Extracted records:
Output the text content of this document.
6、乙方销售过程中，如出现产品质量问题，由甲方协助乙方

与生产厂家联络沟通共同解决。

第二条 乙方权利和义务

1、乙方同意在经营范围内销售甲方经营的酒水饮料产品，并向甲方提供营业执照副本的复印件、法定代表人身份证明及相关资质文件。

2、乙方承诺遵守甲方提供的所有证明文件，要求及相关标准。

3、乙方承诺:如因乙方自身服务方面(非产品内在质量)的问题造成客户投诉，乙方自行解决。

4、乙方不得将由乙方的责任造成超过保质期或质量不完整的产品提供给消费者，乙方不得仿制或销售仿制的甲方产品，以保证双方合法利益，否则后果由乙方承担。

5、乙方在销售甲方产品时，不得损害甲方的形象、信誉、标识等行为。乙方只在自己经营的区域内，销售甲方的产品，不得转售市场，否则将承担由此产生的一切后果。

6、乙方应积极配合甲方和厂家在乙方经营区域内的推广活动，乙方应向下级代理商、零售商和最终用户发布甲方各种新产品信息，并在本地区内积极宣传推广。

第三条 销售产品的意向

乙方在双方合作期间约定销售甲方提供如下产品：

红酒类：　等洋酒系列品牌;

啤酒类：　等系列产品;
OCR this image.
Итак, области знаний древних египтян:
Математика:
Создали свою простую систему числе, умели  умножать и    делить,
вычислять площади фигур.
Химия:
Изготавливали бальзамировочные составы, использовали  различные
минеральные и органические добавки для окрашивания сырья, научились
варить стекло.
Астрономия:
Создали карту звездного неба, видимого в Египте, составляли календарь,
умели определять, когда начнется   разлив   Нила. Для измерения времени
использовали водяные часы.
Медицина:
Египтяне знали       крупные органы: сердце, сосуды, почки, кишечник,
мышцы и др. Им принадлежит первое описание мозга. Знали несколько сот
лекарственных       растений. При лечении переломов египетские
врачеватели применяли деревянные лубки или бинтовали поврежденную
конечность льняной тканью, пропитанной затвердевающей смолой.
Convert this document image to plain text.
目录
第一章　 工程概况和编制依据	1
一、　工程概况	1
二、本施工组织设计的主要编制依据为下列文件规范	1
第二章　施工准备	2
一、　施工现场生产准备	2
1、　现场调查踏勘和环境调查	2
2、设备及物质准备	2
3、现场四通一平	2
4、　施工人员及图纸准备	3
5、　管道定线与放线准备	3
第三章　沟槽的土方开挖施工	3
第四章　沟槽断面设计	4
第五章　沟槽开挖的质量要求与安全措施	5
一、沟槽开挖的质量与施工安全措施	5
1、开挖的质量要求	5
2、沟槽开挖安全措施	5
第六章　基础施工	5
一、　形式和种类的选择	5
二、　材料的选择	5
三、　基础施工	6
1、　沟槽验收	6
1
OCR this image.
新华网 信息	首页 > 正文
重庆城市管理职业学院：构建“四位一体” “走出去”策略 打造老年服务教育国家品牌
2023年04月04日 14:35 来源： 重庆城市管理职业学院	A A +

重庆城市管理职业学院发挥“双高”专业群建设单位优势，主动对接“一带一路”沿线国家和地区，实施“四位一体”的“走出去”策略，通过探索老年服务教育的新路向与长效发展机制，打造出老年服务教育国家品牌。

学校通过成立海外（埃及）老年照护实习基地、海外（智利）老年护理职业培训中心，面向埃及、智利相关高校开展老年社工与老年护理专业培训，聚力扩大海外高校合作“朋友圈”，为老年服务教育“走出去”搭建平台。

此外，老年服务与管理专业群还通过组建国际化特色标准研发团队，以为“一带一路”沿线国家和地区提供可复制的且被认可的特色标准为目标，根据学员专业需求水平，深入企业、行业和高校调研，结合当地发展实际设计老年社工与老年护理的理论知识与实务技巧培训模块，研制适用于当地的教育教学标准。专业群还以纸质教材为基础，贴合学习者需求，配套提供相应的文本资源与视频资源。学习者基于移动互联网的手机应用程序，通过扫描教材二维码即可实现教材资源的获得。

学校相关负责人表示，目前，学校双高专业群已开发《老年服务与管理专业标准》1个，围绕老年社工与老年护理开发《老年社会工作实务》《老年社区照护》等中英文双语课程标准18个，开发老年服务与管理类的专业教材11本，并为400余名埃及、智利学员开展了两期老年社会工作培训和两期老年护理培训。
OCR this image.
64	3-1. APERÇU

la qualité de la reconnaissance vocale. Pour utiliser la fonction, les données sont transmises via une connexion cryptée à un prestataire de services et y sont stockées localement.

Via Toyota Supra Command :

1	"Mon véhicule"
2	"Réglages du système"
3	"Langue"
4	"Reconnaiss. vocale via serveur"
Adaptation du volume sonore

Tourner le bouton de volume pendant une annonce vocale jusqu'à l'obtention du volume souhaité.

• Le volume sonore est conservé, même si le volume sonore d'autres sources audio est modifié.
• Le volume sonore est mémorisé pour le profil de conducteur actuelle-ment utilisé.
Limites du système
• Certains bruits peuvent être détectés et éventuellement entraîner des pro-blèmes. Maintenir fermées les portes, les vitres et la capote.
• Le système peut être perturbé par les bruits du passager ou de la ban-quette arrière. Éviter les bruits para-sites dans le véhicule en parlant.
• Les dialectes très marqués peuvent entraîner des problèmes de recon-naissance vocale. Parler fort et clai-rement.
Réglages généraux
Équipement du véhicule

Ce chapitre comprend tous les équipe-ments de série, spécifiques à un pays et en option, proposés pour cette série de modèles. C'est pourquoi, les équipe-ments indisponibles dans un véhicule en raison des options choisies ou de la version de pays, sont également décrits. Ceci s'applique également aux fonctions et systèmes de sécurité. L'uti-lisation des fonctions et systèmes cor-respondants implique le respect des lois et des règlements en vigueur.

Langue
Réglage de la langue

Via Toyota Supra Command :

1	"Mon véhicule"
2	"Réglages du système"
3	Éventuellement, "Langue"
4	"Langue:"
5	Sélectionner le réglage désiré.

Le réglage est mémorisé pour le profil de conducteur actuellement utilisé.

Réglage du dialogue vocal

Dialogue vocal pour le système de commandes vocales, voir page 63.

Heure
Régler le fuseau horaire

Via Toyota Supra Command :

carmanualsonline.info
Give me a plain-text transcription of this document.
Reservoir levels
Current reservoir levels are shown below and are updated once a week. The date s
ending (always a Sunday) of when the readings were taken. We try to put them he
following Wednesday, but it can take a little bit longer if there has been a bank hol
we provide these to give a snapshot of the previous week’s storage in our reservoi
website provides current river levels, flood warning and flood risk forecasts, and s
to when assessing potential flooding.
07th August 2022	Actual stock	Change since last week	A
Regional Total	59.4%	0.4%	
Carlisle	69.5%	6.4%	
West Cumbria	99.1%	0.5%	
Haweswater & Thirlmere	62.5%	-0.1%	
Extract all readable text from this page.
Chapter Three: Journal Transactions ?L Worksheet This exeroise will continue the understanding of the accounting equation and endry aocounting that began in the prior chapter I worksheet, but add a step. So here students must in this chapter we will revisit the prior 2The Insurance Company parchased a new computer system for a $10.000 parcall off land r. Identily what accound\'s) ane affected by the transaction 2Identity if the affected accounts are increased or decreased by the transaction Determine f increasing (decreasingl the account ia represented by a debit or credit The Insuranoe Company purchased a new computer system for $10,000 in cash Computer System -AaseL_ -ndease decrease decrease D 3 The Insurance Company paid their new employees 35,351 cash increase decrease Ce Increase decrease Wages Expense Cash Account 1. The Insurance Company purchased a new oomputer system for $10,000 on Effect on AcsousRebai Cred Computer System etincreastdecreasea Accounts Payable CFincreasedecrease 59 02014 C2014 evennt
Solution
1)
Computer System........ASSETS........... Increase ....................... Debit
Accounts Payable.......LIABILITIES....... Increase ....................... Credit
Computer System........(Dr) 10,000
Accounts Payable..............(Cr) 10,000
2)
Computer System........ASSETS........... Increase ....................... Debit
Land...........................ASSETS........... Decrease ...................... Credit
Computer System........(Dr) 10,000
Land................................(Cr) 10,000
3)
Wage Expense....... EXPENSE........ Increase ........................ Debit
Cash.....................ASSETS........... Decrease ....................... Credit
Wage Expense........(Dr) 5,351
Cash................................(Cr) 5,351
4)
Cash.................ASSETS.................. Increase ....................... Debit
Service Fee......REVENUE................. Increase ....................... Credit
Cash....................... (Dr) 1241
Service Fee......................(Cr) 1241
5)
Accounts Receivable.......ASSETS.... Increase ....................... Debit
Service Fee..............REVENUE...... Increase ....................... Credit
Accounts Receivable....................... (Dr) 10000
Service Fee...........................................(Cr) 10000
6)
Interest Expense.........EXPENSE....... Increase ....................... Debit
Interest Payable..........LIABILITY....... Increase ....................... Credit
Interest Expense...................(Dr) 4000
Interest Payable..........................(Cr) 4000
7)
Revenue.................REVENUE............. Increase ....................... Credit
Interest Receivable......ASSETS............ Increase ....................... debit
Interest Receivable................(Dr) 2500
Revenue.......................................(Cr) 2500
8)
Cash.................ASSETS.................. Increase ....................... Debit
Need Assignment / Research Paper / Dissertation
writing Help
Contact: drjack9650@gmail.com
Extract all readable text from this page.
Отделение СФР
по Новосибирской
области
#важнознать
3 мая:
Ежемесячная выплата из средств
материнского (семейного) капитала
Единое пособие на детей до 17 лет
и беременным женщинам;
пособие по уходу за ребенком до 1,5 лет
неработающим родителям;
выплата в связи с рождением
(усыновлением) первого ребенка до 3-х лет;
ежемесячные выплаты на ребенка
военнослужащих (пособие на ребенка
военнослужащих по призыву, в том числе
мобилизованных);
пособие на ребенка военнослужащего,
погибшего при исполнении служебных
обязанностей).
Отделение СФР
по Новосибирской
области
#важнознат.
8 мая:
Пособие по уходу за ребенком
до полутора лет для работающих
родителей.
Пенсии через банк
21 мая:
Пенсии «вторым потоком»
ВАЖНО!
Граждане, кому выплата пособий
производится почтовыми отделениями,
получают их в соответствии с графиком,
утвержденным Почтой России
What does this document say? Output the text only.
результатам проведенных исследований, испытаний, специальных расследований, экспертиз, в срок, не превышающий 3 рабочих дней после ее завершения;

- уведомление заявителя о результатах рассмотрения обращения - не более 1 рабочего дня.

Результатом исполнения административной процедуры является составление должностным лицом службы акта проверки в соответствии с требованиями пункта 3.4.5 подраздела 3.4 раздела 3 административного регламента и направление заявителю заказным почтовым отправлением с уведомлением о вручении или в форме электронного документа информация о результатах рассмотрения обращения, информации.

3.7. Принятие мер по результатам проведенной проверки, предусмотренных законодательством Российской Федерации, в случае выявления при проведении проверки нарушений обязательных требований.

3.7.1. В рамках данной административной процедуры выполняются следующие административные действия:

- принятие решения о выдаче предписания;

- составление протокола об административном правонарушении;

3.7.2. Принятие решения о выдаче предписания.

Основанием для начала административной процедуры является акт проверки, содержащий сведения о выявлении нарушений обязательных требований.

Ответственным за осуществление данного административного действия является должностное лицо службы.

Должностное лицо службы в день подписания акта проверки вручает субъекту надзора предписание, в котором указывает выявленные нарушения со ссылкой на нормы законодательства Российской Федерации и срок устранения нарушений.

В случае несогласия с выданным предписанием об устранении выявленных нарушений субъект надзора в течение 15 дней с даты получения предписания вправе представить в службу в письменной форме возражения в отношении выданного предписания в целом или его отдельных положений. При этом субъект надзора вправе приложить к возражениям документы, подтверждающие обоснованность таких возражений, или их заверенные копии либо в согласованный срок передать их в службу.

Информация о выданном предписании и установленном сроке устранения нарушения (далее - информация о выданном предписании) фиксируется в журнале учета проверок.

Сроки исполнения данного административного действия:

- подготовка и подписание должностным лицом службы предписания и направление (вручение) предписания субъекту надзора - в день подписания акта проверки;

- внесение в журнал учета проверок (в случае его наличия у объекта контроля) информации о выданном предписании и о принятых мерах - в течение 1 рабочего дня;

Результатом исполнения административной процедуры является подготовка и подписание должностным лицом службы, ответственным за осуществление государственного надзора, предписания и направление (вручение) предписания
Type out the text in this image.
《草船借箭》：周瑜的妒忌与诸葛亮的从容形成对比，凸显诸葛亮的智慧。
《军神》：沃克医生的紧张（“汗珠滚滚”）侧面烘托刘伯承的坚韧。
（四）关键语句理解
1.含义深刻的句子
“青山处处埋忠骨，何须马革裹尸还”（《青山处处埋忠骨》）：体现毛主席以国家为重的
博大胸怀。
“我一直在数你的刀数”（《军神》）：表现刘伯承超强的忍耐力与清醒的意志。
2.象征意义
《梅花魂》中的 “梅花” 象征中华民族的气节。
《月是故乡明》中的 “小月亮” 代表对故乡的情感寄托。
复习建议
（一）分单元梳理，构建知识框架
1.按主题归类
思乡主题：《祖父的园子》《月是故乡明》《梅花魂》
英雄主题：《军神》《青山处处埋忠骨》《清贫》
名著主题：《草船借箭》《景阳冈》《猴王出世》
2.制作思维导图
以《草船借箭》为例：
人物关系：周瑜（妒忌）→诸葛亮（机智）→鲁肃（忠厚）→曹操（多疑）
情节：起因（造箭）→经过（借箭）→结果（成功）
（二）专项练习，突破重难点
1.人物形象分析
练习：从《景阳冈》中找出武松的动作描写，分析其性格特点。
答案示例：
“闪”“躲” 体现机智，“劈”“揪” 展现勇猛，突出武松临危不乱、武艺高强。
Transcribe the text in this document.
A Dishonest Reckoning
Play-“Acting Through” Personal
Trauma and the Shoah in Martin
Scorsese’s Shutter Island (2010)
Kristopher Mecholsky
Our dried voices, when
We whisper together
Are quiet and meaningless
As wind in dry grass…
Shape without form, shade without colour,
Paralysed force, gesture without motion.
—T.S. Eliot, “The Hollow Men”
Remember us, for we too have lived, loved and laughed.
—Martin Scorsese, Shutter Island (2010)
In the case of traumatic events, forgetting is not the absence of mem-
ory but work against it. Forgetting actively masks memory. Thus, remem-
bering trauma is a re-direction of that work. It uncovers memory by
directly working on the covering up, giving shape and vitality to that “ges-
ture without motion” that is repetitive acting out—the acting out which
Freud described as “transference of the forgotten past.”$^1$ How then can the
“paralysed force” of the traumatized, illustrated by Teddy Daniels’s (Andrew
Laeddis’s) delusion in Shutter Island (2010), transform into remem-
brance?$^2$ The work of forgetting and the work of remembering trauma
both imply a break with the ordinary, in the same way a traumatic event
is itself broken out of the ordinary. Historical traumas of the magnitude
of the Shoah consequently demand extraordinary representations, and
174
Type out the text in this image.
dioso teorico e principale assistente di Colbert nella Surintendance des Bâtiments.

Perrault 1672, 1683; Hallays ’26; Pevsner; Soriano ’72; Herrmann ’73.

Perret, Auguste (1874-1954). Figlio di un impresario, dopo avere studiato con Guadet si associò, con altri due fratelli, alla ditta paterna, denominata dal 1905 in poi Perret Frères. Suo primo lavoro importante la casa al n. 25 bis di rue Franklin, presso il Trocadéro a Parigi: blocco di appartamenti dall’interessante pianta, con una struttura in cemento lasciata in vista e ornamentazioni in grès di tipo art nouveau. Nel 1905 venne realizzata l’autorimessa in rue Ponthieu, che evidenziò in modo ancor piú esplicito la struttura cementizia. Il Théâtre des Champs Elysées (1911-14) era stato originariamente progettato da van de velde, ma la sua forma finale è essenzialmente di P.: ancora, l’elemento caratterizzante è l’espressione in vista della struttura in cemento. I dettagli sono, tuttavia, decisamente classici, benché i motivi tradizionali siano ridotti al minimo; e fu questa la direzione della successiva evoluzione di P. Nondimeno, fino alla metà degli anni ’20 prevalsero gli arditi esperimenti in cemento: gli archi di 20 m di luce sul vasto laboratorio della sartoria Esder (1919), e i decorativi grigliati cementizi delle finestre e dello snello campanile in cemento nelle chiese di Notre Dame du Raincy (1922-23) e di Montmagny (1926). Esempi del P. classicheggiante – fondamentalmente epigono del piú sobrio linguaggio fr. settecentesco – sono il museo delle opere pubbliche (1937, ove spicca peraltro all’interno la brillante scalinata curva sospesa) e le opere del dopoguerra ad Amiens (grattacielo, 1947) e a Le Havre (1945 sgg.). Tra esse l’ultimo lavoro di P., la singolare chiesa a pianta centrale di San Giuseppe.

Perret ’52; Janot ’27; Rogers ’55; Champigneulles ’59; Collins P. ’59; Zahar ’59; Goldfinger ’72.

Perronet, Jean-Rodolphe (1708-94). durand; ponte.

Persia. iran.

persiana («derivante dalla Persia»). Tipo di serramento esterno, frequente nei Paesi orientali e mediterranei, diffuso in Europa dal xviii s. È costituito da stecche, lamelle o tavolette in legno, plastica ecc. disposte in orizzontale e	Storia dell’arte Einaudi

The exercise: Identify each line in the entries with the word "проверок" and copy it.

Exercise solution:
Информация о выданном предписании и установленном сроке устранения нарушения (далее - информация о выданном предписании) фиксируется в журнале учета проверок.
- внесение в журнал учета проверок (в случае его наличия у объекта контроля) информации о выданном предписании и о принятых мерах - в течение 1 рабочего дня;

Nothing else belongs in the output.